[Data records]
⁂
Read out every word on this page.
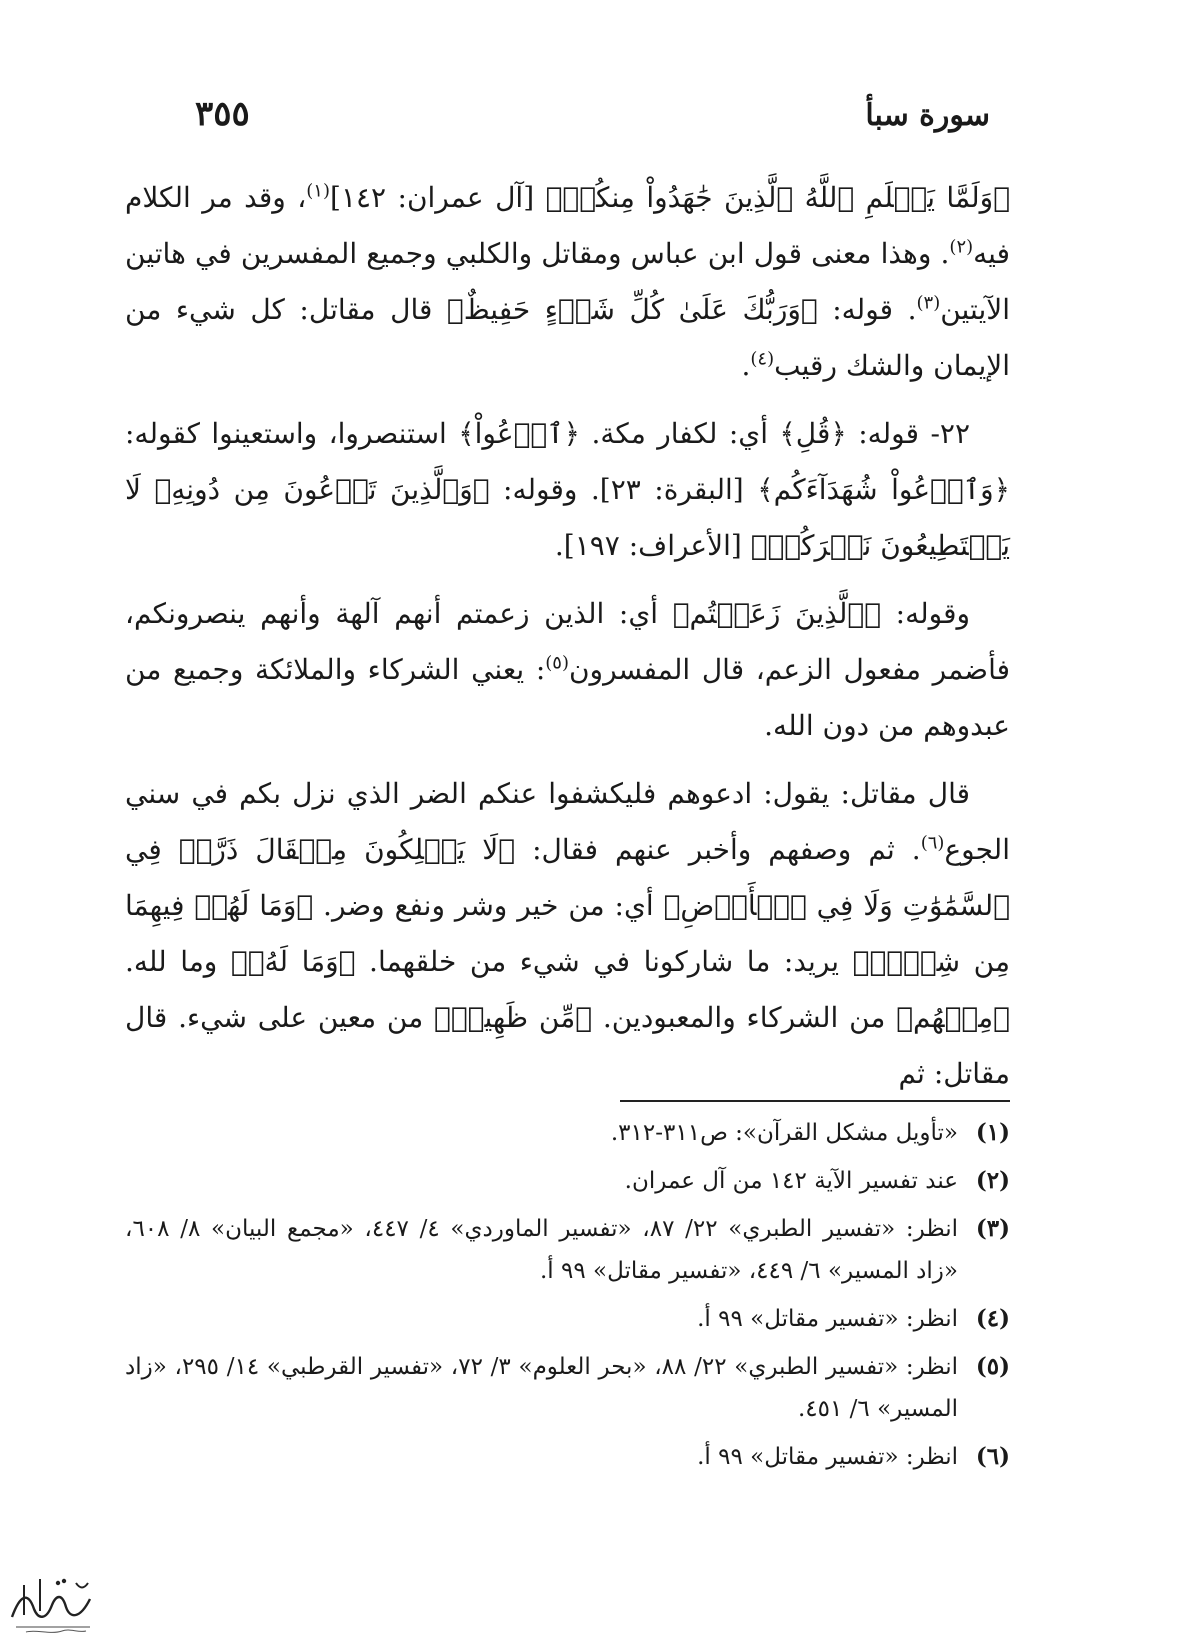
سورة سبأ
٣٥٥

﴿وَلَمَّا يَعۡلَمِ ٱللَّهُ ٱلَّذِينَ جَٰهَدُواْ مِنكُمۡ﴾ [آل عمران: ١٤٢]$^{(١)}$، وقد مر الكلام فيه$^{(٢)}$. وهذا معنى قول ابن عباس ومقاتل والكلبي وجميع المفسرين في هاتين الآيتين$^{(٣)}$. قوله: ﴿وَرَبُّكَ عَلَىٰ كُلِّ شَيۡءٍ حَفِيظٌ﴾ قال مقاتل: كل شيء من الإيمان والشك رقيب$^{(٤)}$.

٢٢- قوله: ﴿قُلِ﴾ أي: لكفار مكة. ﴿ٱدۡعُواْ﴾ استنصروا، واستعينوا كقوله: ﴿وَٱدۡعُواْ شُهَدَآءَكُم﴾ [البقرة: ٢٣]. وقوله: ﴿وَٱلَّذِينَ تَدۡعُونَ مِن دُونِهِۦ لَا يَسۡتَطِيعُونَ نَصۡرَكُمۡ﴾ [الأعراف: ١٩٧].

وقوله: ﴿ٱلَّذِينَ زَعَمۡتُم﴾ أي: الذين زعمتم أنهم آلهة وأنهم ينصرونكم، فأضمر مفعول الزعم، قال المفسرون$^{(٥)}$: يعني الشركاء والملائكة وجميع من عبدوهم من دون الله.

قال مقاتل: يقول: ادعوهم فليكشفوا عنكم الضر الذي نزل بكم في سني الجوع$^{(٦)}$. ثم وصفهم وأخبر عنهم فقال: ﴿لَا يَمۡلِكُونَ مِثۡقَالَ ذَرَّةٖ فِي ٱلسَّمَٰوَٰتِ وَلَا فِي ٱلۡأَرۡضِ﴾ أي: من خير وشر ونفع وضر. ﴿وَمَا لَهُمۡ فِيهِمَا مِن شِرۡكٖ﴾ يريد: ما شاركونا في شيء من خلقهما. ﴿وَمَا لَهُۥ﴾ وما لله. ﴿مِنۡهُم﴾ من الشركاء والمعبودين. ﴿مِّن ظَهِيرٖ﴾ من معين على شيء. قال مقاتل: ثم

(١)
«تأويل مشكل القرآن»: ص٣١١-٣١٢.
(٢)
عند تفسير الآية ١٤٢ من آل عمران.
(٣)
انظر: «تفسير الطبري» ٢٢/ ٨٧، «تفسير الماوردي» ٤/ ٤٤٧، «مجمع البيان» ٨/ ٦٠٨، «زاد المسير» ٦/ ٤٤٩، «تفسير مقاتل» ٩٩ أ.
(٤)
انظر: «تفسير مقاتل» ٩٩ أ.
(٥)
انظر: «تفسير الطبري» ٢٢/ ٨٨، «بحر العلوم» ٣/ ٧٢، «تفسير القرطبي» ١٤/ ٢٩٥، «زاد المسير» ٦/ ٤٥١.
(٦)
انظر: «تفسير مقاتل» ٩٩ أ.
⁂
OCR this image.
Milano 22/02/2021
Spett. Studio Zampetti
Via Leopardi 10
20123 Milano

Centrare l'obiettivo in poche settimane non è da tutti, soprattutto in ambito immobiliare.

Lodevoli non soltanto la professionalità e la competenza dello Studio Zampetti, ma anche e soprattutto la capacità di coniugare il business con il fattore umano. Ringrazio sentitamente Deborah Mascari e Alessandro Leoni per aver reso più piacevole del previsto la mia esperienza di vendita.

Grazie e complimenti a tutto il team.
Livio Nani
⁂
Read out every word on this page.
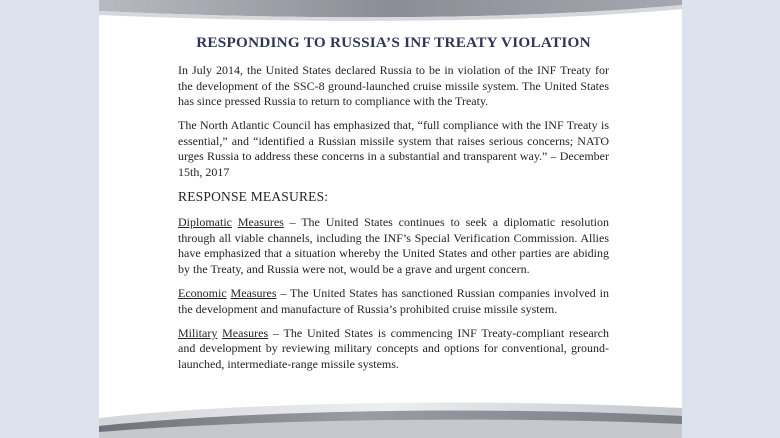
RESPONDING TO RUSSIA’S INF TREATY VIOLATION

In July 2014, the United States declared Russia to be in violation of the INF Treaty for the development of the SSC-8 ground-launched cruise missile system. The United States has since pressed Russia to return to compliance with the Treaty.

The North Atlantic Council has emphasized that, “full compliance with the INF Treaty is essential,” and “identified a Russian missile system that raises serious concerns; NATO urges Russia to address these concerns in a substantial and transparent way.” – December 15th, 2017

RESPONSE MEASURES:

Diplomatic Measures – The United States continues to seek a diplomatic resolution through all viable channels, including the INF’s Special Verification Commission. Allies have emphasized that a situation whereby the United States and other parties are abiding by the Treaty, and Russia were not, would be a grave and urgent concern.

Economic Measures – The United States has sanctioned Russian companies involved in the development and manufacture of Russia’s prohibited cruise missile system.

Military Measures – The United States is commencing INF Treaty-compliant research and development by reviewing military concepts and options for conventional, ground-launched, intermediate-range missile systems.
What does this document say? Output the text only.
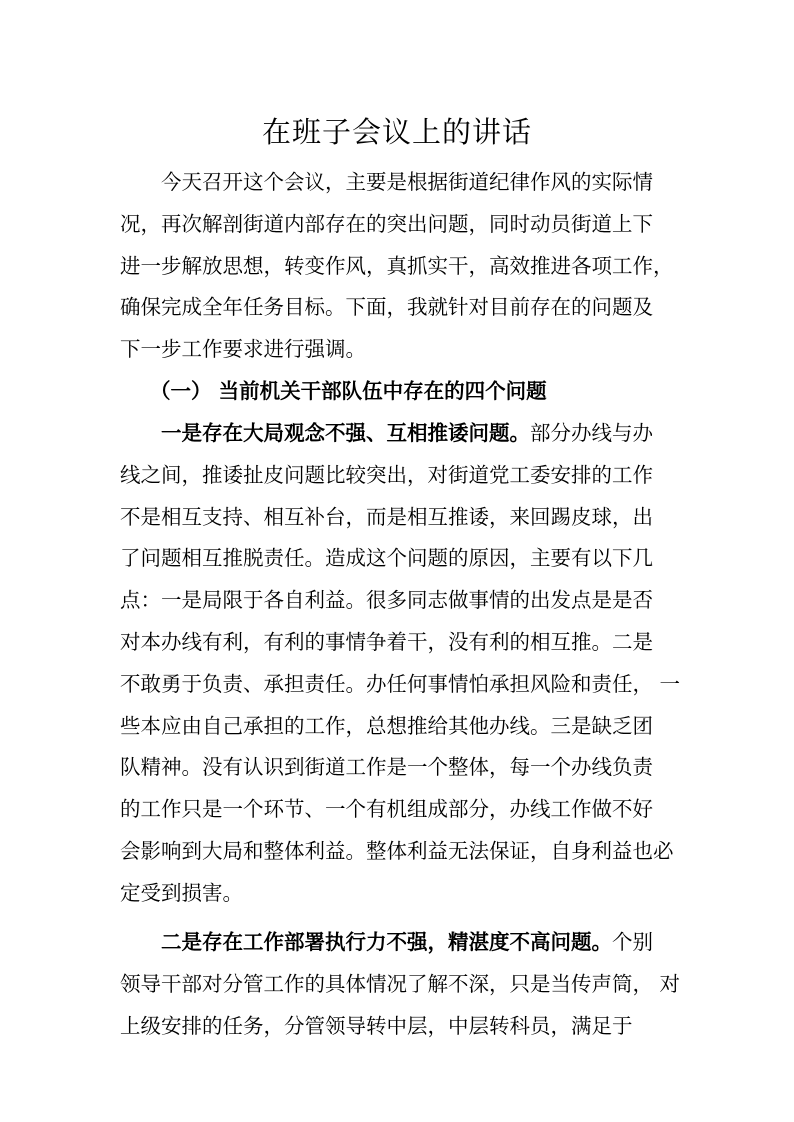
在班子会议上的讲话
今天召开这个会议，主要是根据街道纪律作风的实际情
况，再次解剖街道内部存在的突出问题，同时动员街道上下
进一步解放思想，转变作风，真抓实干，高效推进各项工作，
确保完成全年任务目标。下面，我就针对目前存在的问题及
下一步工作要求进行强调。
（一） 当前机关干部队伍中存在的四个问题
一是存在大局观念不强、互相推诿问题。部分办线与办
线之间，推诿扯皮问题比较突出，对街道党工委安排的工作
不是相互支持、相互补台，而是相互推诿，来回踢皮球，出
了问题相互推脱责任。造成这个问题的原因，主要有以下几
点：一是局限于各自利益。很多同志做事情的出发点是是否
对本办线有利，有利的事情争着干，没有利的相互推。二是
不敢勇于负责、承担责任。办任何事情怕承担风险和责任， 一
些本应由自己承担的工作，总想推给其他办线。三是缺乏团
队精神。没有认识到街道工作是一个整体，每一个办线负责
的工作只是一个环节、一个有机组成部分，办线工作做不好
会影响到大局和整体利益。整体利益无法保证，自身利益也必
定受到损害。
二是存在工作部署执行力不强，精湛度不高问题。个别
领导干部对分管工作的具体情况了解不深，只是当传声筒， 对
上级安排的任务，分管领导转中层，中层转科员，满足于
⁂
Among the entries, how many lines contain the string "المسير"? Give the number without anything else.

## Full solution
2